— START THE INPUT —

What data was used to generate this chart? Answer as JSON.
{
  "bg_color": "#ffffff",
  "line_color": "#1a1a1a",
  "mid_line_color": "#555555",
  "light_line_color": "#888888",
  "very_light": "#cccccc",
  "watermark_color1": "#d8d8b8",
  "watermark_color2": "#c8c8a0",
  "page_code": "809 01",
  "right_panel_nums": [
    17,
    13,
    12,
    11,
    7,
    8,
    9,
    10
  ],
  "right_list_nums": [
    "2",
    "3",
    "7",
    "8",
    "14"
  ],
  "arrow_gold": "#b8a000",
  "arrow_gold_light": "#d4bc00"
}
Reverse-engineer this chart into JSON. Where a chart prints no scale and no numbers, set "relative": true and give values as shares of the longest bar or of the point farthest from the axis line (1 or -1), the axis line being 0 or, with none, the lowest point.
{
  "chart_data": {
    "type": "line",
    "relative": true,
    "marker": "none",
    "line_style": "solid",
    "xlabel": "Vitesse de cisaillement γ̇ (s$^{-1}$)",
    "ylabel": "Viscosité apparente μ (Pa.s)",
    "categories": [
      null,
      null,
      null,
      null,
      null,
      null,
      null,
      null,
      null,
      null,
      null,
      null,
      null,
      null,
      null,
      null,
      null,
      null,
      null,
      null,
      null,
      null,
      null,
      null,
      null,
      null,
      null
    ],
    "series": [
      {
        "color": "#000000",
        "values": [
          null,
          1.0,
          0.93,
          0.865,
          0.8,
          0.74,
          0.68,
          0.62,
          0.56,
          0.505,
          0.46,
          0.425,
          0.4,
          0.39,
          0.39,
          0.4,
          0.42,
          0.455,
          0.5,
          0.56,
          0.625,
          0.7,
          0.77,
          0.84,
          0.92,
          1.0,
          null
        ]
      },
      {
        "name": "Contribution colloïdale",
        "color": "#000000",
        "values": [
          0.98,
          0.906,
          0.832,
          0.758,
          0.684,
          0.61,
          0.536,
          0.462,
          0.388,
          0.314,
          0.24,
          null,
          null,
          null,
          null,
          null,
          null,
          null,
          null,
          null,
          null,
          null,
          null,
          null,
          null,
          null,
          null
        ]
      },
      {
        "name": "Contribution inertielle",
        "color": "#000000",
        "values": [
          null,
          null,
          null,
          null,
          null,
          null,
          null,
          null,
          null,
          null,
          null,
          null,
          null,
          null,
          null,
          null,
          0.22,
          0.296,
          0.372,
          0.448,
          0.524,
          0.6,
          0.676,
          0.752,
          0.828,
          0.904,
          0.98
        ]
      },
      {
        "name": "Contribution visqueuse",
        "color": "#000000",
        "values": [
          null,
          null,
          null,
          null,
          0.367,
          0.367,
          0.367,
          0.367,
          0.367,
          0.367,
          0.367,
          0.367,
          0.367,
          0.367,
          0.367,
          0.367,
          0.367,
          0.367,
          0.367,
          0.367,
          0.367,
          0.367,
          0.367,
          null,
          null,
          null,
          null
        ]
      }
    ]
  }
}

— END THE INPUT —

**WHAT IS EXPECTED**
Return every line holding the word "JSON" from the records.

**ANSWER TO THIS TASK**
What data was used to generate this chart? Answer as JSON.
Reverse-engineer this chart into JSON. Where a chart prints no scale and no numbers, set "relative": true and give values as shares of the longest bar or of the point farthest from the axis line (1 or -1), the axis line being 0 or, with none, the lowest point.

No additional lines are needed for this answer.